> **CHALLENGE**: Your task is to count the lines of the entries below that include the word "JSON" and to give only the resulting number.

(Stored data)
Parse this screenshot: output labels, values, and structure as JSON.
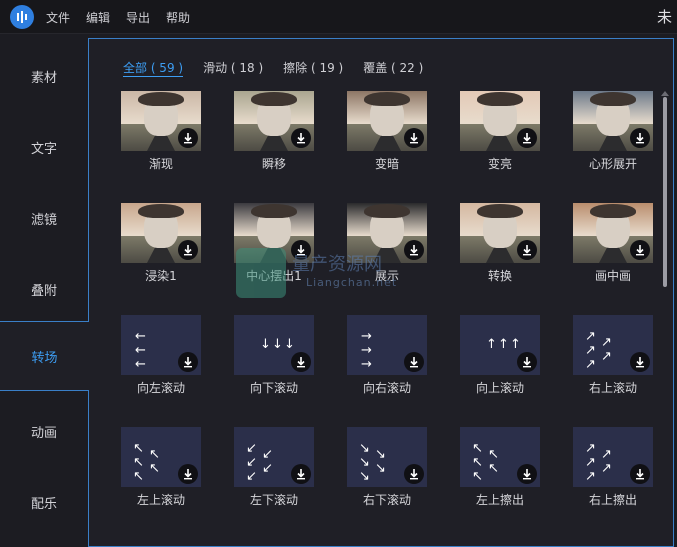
{
  "titlebar": {
    "menu": [
      "文件",
      "编辑",
      "导出",
      "帮助"
    ],
    "title": "未"
  },
  "sidebar": {
    "items": [
      {
        "label": "素材",
        "active": false
      },
      {
        "label": "文字",
        "active": false
      },
      {
        "label": "滤镜",
        "active": false
      },
      {
        "label": "叠附",
        "active": false
      },
      {
        "label": "转场",
        "active": true
      },
      {
        "label": "动画",
        "active": false
      },
      {
        "label": "配乐",
        "active": false
      }
    ]
  },
  "tabs": [
    {
      "label": "全部 ( 59 )",
      "active": true
    },
    {
      "label": "滑动 ( 18 )",
      "active": false
    },
    {
      "label": "擦除 ( 19 )",
      "active": false
    },
    {
      "label": "覆盖 ( 22 )",
      "active": false
    }
  ],
  "transitions": [
    {
      "label": "渐现",
      "kind": "photo"
    },
    {
      "label": "瞬移",
      "kind": "photo"
    },
    {
      "label": "变暗",
      "kind": "photo"
    },
    {
      "label": "变亮",
      "kind": "photo"
    },
    {
      "label": "心形展开",
      "kind": "photo"
    },
    {
      "label": "浸染1",
      "kind": "photo"
    },
    {
      "label": "中心摆出1",
      "kind": "photo"
    },
    {
      "label": "展示",
      "kind": "photo"
    },
    {
      "label": "转换",
      "kind": "photo"
    },
    {
      "label": "画中画",
      "kind": "photo"
    },
    {
      "label": "向左滚动",
      "kind": "arrows",
      "arrow": "←"
    },
    {
      "label": "向下滚动",
      "kind": "arrows",
      "arrow": "↓"
    },
    {
      "label": "向右滚动",
      "kind": "arrows",
      "arrow": "→"
    },
    {
      "label": "向上滚动",
      "kind": "arrows",
      "arrow": "↑"
    },
    {
      "label": "右上滚动",
      "kind": "arrows",
      "arrow": "↗"
    },
    {
      "label": "左上滚动",
      "kind": "arrows",
      "arrow": "↖"
    },
    {
      "label": "左下滚动",
      "kind": "arrows",
      "arrow": "↙"
    },
    {
      "label": "右下滚动",
      "kind": "arrows",
      "arrow": "↘"
    },
    {
      "label": "左上擦出",
      "kind": "arrows",
      "arrow": "↖"
    },
    {
      "label": "右上擦出",
      "kind": "arrows",
      "arrow": "↗"
    }
  ],
  "watermark": {
    "text": "量产资源网",
    "sub": "Liangchan.net"
  },
  "icons": {
    "download": "download-icon",
    "logo": "app-logo-icon"
  },
  "colors": {
    "accent": "#3d9df2",
    "panel_border": "#3a7fc8",
    "background": "#1c1c22",
    "tile_bg": "#2b2f4a"
  }
}
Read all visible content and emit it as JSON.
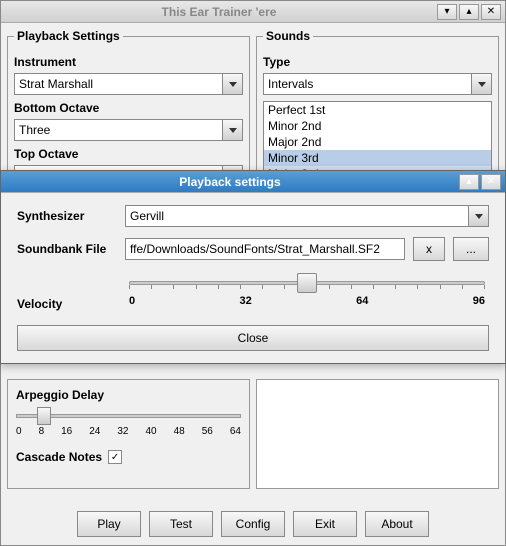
{
  "main": {
    "title": "This Ear Trainer 'ere",
    "playback_settings_legend": "Playback Settings",
    "instrument_label": "Instrument",
    "instrument_value": "Strat Marshall",
    "bottom_octave_label": "Bottom Octave",
    "bottom_octave_value": "Three",
    "top_octave_label": "Top Octave",
    "sounds_legend": "Sounds",
    "type_label": "Type",
    "type_value": "Intervals",
    "interval_items": [
      "Perfect 1st",
      "Minor 2nd",
      "Major 2nd",
      "Minor 3rd",
      "Major 3rd"
    ]
  },
  "dialog": {
    "title": "Playback settings",
    "synth_label": "Synthesizer",
    "synth_value": "Gervill",
    "soundbank_label": "Soundbank File",
    "soundbank_value": "ffe/Downloads/SoundFonts/Strat_Marshall.SF2",
    "clear_btn": "x",
    "browse_btn": "...",
    "velocity_label": "Velocity",
    "velocity_ticks": [
      "0",
      "32",
      "64",
      "96"
    ],
    "velocity_value": 64,
    "velocity_max": 127,
    "close_btn": "Close"
  },
  "arpeggio": {
    "label": "Arpeggio Delay",
    "ticks": [
      "0",
      "8",
      "16",
      "24",
      "32",
      "40",
      "48",
      "56",
      "64"
    ],
    "value": 8,
    "max": 64,
    "cascade_label": "Cascade Notes",
    "cascade_checked": true
  },
  "buttons": {
    "play": "Play",
    "test": "Test",
    "config": "Config",
    "exit": "Exit",
    "about": "About"
  },
  "chart_data": {
    "type": "table"
  }
}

> **EXERCISE RESULT**: 2